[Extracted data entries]

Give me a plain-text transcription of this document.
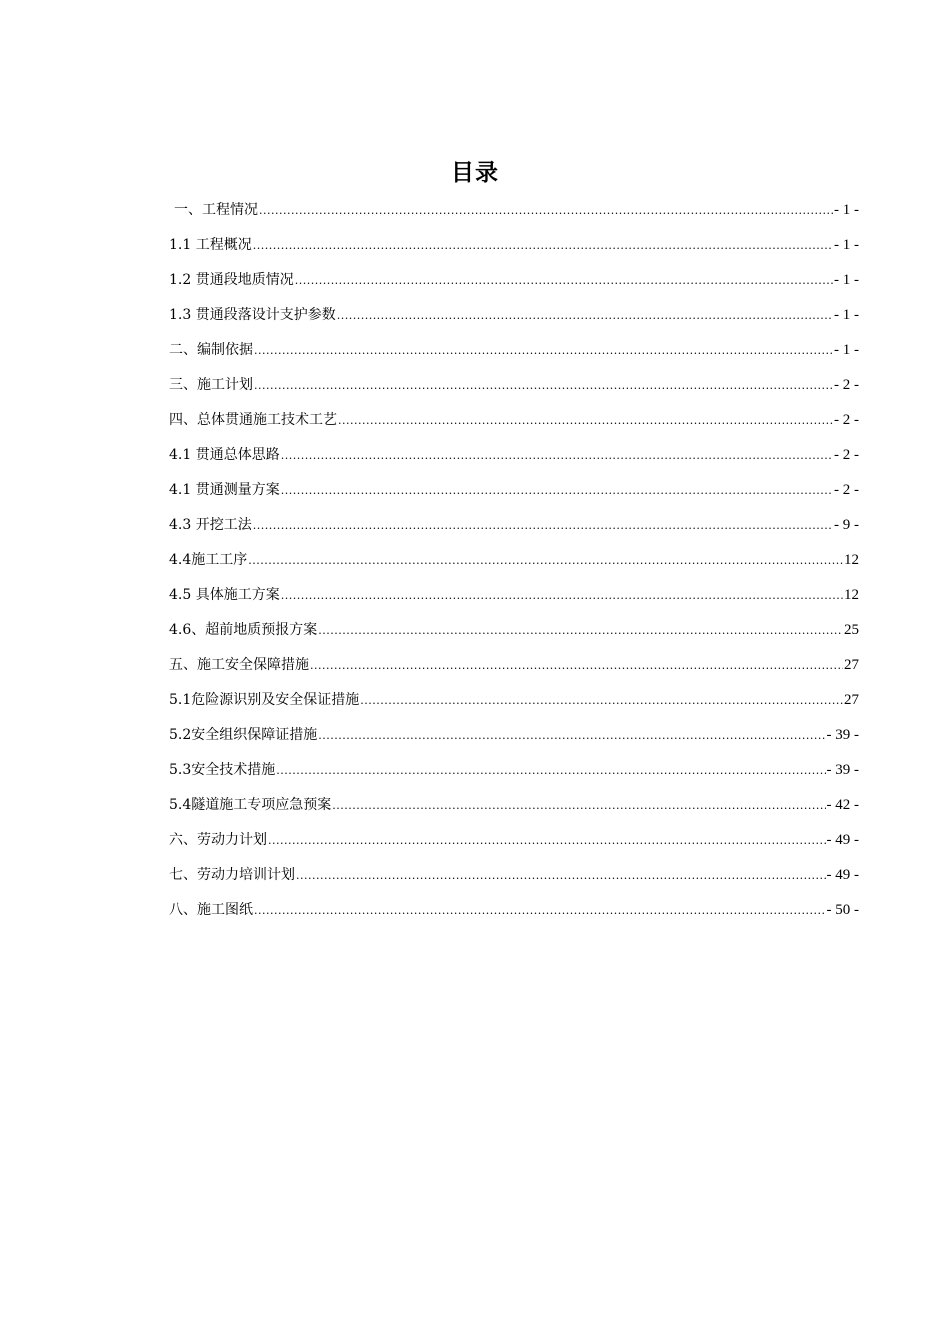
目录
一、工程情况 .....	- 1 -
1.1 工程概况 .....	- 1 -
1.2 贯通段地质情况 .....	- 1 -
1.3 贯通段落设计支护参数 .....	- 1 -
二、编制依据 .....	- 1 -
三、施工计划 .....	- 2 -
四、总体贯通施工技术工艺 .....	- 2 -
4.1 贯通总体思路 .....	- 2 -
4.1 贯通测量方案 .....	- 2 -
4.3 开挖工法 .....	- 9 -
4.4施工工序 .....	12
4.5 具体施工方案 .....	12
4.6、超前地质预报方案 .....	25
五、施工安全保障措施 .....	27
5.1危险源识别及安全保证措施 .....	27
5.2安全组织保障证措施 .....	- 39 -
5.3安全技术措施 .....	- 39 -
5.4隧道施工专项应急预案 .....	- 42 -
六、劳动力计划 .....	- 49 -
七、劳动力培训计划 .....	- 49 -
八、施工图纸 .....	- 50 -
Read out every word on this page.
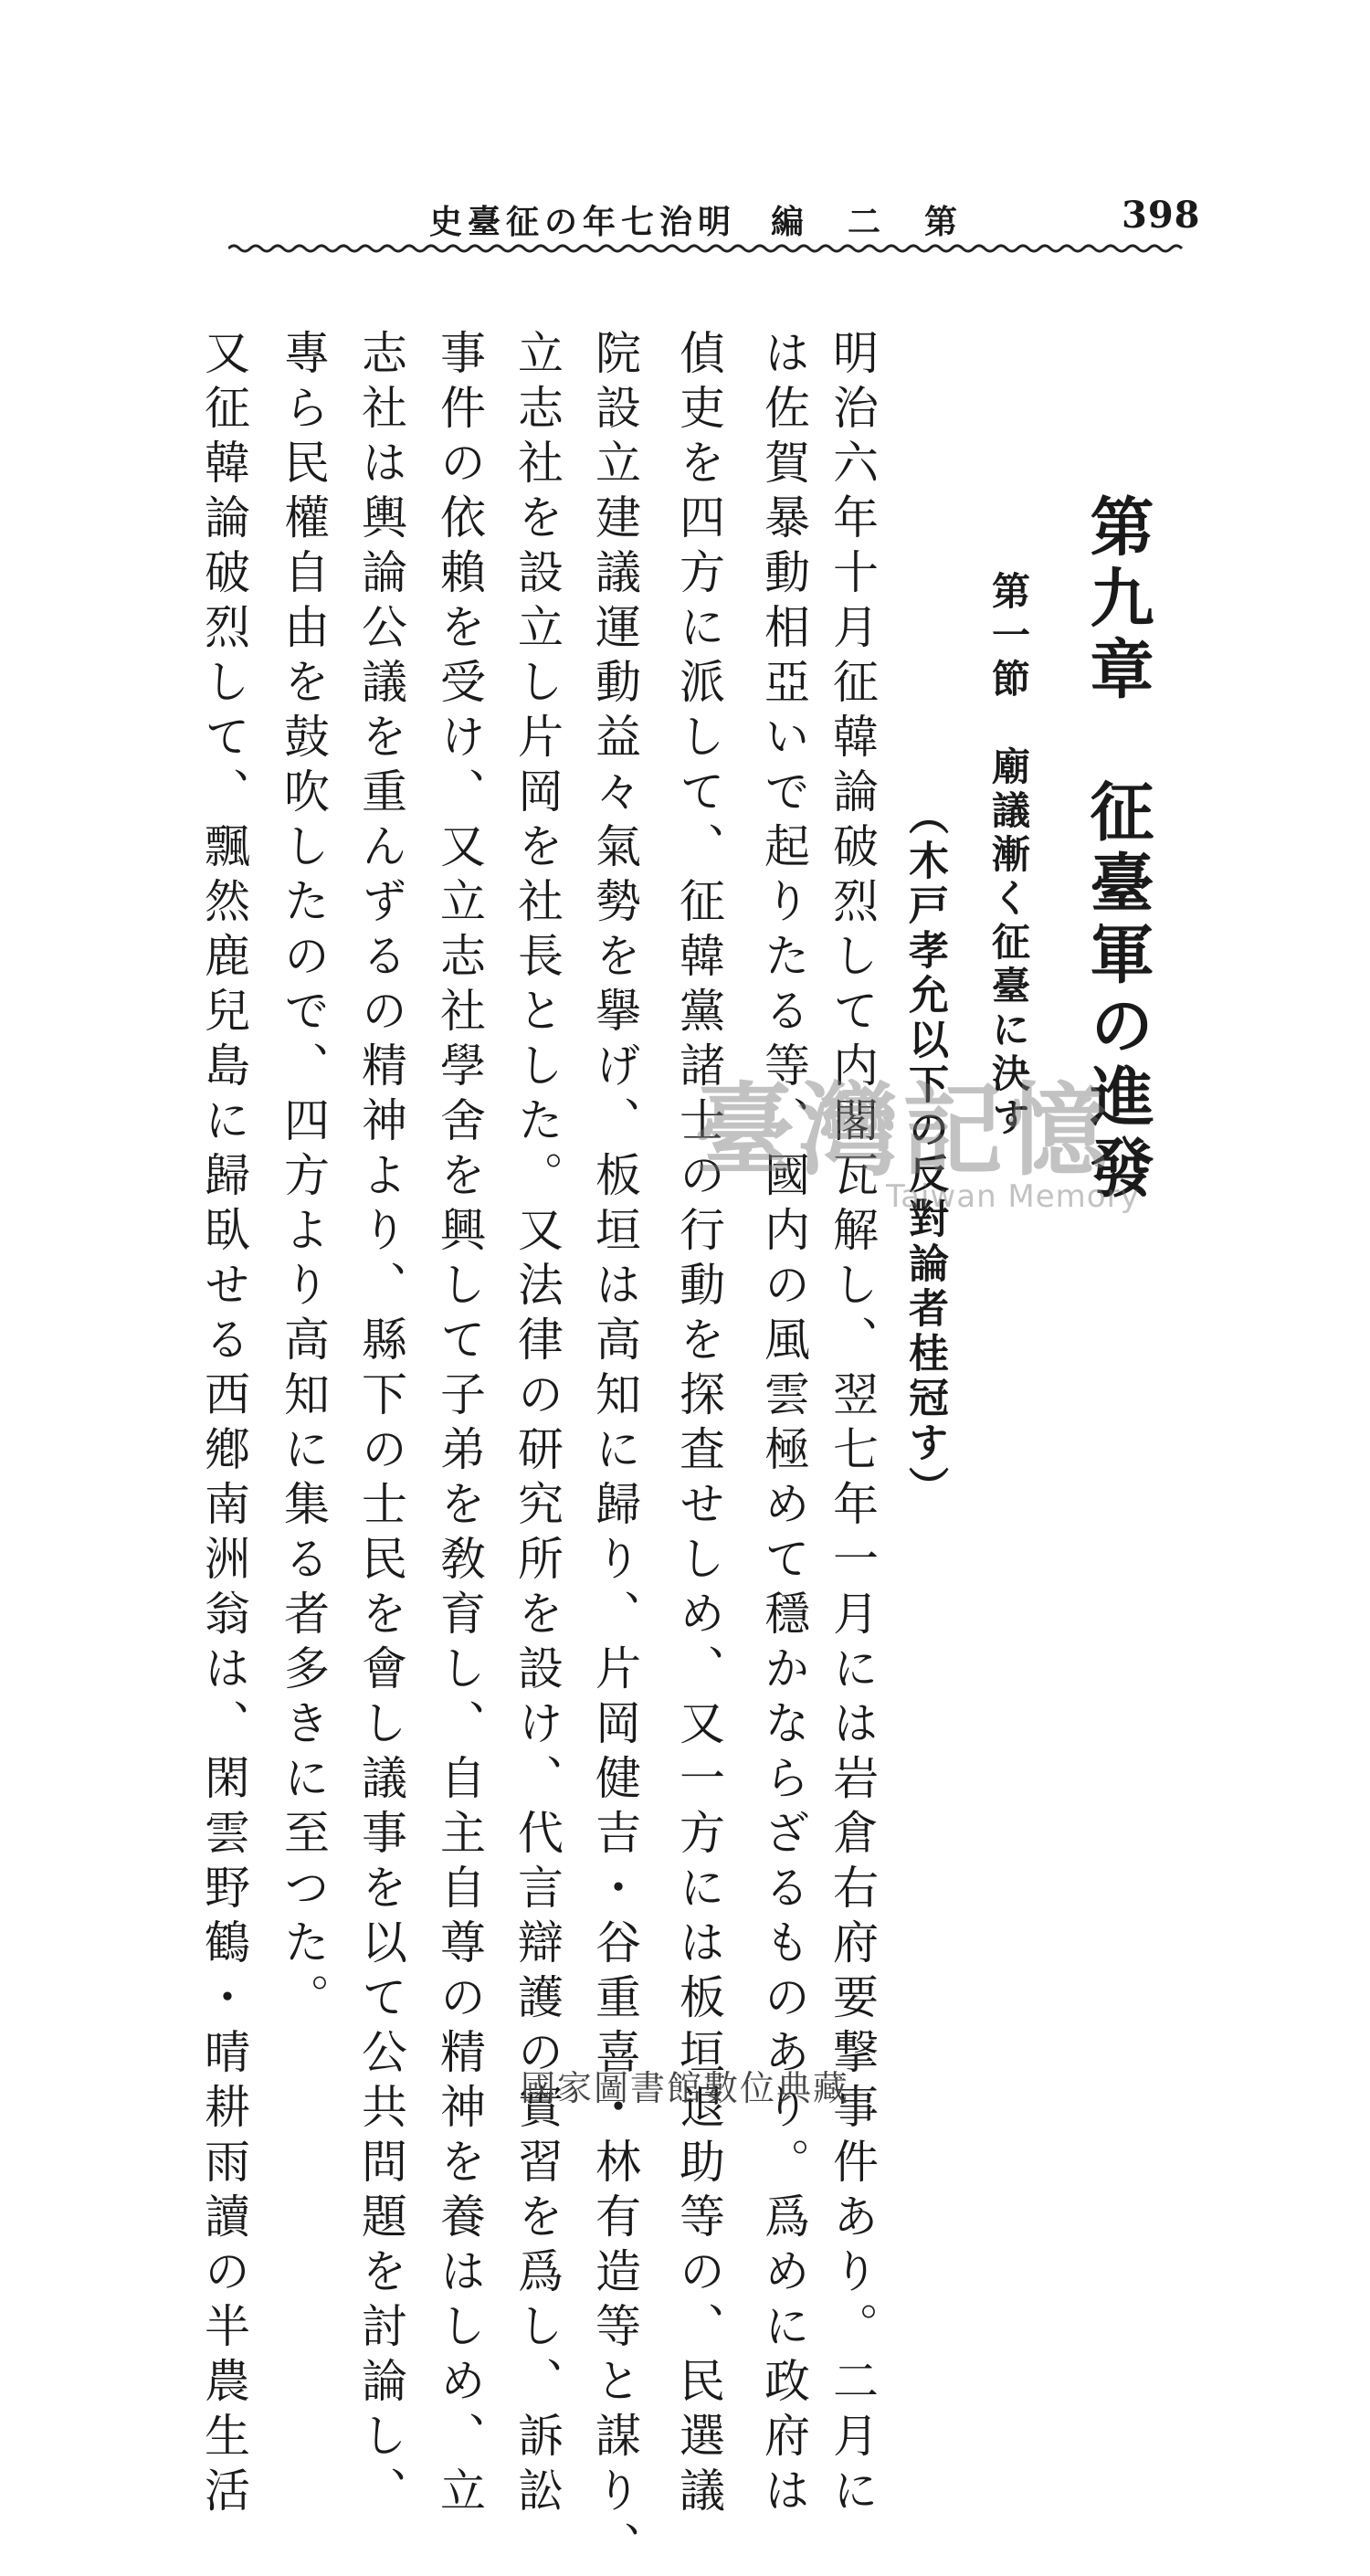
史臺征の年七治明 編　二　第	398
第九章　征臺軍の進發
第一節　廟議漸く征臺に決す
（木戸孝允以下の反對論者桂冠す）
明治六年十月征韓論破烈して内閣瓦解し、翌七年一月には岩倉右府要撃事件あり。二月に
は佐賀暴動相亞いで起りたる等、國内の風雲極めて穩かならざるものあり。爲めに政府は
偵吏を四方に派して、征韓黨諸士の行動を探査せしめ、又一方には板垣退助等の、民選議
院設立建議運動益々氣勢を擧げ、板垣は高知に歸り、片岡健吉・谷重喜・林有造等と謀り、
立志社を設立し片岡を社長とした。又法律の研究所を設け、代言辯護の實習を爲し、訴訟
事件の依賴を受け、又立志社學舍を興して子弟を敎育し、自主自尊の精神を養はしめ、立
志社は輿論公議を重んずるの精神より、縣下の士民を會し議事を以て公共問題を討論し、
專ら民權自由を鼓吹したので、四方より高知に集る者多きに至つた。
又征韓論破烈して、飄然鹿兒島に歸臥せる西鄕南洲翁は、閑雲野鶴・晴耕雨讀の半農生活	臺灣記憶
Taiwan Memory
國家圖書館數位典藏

__Objective__
Using the records above, copy exactly and only the lines from the line with "Read out every word on this page." through the end, both included; leave every picture out.

__Answer in full__
Read out every word on this page.
史臺征の年七治明 編　二　第	398
第九章　征臺軍の進發
第一節　廟議漸く征臺に決す
（木戸孝允以下の反對論者桂冠す）
明治六年十月征韓論破烈して内閣瓦解し、翌七年一月には岩倉右府要撃事件あり。二月に
は佐賀暴動相亞いで起りたる等、國内の風雲極めて穩かならざるものあり。爲めに政府は
偵吏を四方に派して、征韓黨諸士の行動を探査せしめ、又一方には板垣退助等の、民選議
院設立建議運動益々氣勢を擧げ、板垣は高知に歸り、片岡健吉・谷重喜・林有造等と謀り、
立志社を設立し片岡を社長とした。又法律の研究所を設け、代言辯護の實習を爲し、訴訟
事件の依賴を受け、又立志社學舍を興して子弟を敎育し、自主自尊の精神を養はしめ、立
志社は輿論公議を重んずるの精神より、縣下の士民を會し議事を以て公共問題を討論し、
專ら民權自由を鼓吹したので、四方より高知に集る者多きに至つた。
又征韓論破烈して、飄然鹿兒島に歸臥せる西鄕南洲翁は、閑雲野鶴・晴耕雨讀の半農生活	臺灣記憶
Taiwan Memory
國家圖書館數位典藏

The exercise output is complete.